*Exercise goal*. Narrow the data below down to the lines containing "value".

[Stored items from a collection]
— start —
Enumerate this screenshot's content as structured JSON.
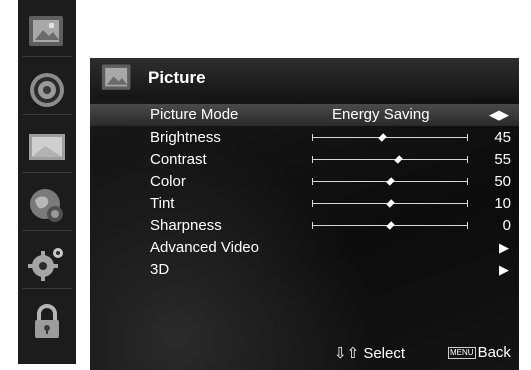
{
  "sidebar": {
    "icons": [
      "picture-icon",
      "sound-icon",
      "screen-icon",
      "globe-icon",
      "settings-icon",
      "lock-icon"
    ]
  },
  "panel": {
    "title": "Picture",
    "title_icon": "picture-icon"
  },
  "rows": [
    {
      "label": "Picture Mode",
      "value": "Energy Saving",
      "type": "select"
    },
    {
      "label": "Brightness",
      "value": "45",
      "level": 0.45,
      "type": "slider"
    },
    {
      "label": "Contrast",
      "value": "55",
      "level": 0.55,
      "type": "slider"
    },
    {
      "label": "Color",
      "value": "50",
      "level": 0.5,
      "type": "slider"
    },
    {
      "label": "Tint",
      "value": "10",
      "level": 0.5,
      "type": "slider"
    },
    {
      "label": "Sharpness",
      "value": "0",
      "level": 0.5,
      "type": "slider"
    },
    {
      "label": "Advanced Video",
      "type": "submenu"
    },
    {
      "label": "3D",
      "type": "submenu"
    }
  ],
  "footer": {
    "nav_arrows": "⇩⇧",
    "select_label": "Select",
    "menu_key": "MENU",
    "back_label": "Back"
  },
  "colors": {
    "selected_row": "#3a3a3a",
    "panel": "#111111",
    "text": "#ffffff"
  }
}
— end —
*Complete response*.
      "value": "Energy Saving",
      "value": "45",
      "value": "55",
      "value": "50",
      "value": "10",
      "value": "0",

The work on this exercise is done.